◆ Request: Output the entries verbatim, including every line.
★ ★ ★ ★
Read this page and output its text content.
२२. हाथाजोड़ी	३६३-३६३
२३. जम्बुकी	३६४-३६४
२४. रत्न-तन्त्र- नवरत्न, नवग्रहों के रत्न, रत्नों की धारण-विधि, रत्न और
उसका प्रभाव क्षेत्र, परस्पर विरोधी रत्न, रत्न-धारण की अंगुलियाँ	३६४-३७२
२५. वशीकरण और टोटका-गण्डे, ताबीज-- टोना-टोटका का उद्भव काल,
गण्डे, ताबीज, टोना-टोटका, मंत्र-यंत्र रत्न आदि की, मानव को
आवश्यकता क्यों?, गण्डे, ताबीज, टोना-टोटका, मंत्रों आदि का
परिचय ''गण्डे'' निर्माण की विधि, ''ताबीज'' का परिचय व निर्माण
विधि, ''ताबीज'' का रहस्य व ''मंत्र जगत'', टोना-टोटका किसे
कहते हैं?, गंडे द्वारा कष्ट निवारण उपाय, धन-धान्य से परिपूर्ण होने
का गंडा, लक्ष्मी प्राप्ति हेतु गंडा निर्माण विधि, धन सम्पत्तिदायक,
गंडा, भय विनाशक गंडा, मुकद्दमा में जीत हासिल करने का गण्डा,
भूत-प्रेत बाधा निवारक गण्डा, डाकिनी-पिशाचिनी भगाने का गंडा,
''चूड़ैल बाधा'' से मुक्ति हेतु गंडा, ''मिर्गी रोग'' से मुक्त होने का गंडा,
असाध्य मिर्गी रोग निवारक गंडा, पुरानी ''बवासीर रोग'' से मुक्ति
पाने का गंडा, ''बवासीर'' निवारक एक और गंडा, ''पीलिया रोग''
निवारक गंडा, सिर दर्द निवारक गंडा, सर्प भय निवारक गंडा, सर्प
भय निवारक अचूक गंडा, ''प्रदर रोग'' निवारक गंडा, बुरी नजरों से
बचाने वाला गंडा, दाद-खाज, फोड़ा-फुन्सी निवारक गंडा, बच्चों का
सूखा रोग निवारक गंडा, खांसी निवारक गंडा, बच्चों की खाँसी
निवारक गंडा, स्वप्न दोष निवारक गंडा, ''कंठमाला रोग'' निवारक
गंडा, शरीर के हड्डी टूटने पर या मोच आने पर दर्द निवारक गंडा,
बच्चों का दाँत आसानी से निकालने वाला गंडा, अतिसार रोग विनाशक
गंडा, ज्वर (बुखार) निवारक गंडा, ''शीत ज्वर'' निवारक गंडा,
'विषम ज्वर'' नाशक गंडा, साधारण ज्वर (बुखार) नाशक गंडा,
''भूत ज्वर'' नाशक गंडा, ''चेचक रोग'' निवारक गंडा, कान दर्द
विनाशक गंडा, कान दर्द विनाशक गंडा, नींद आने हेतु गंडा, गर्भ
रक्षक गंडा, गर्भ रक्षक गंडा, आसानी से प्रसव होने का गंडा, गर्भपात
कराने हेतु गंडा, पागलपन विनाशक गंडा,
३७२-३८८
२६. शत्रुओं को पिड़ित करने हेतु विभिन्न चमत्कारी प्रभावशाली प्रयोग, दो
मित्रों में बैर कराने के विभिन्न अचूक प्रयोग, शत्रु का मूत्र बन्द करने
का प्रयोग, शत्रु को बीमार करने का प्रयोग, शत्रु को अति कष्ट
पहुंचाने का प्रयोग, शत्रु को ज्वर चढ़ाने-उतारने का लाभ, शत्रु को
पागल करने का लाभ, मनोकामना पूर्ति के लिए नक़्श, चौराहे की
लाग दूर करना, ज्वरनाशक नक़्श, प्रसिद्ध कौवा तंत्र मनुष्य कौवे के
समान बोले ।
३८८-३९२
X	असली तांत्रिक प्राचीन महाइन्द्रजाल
★ ★ ★ ★
◆ Written solution:
Read this page and output its text content.
२२. हाथाजोड़ी	३६३-३६३
२३. जम्बुकी	३६४-३६४
२४. रत्न-तन्त्र- नवरत्न, नवग्रहों के रत्न, रत्नों की धारण-विधि, रत्न और
उसका प्रभाव क्षेत्र, परस्पर विरोधी रत्न, रत्न-धारण की अंगुलियाँ	३६४-३७२
२५. वशीकरण और टोटका-गण्डे, ताबीज-- टोना-टोटका का उद्भव काल,
गण्डे, ताबीज, टोना-टोटका, मंत्र-यंत्र रत्न आदि की, मानव को
आवश्यकता क्यों?, गण्डे, ताबीज, टोना-टोटका, मंत्रों आदि का
परिचय ''गण्डे'' निर्माण की विधि, ''ताबीज'' का परिचय व निर्माण
विधि, ''ताबीज'' का रहस्य व ''मंत्र जगत'', टोना-टोटका किसे
कहते हैं?, गंडे द्वारा कष्ट निवारण उपाय, धन-धान्य से परिपूर्ण होने
का गंडा, लक्ष्मी प्राप्ति हेतु गंडा निर्माण विधि, धन सम्पत्तिदायक,
गंडा, भय विनाशक गंडा, मुकद्दमा में जीत हासिल करने का गण्डा,
भूत-प्रेत बाधा निवारक गण्डा, डाकिनी-पिशाचिनी भगाने का गंडा,
''चूड़ैल बाधा'' से मुक्ति हेतु गंडा, ''मिर्गी रोग'' से मुक्त होने का गंडा,
असाध्य मिर्गी रोग निवारक गंडा, पुरानी ''बवासीर रोग'' से मुक्ति
पाने का गंडा, ''बवासीर'' निवारक एक और गंडा, ''पीलिया रोग''
निवारक गंडा, सिर दर्द निवारक गंडा, सर्प भय निवारक गंडा, सर्प
भय निवारक अचूक गंडा, ''प्रदर रोग'' निवारक गंडा, बुरी नजरों से
बचाने वाला गंडा, दाद-खाज, फोड़ा-फुन्सी निवारक गंडा, बच्चों का
सूखा रोग निवारक गंडा, खांसी निवारक गंडा, बच्चों की खाँसी
निवारक गंडा, स्वप्न दोष निवारक गंडा, ''कंठमाला रोग'' निवारक
गंडा, शरीर के हड्डी टूटने पर या मोच आने पर दर्द निवारक गंडा,
बच्चों का दाँत आसानी से निकालने वाला गंडा, अतिसार रोग विनाशक
गंडा, ज्वर (बुखार) निवारक गंडा, ''शीत ज्वर'' निवारक गंडा,
'विषम ज्वर'' नाशक गंडा, साधारण ज्वर (बुखार) नाशक गंडा,
''भूत ज्वर'' नाशक गंडा, ''चेचक रोग'' निवारक गंडा, कान दर्द
विनाशक गंडा, कान दर्द विनाशक गंडा, नींद आने हेतु गंडा, गर्भ
रक्षक गंडा, गर्भ रक्षक गंडा, आसानी से प्रसव होने का गंडा, गर्भपात
कराने हेतु गंडा, पागलपन विनाशक गंडा,
३७२-३८८
२६. शत्रुओं को पिड़ित करने हेतु विभिन्न चमत्कारी प्रभावशाली प्रयोग, दो
मित्रों में बैर कराने के विभिन्न अचूक प्रयोग, शत्रु का मूत्र बन्द करने
का प्रयोग, शत्रु को बीमार करने का प्रयोग, शत्रु को अति कष्ट
पहुंचाने का प्रयोग, शत्रु को ज्वर चढ़ाने-उतारने का लाभ, शत्रु को
पागल करने का लाभ, मनोकामना पूर्ति के लिए नक़्श, चौराहे की
लाग दूर करना, ज्वरनाशक नक़्श, प्रसिद्ध कौवा तंत्र मनुष्य कौवे के
समान बोले ।
३८८-३९२
X	असली तांत्रिक प्राचीन महाइन्द्रजाल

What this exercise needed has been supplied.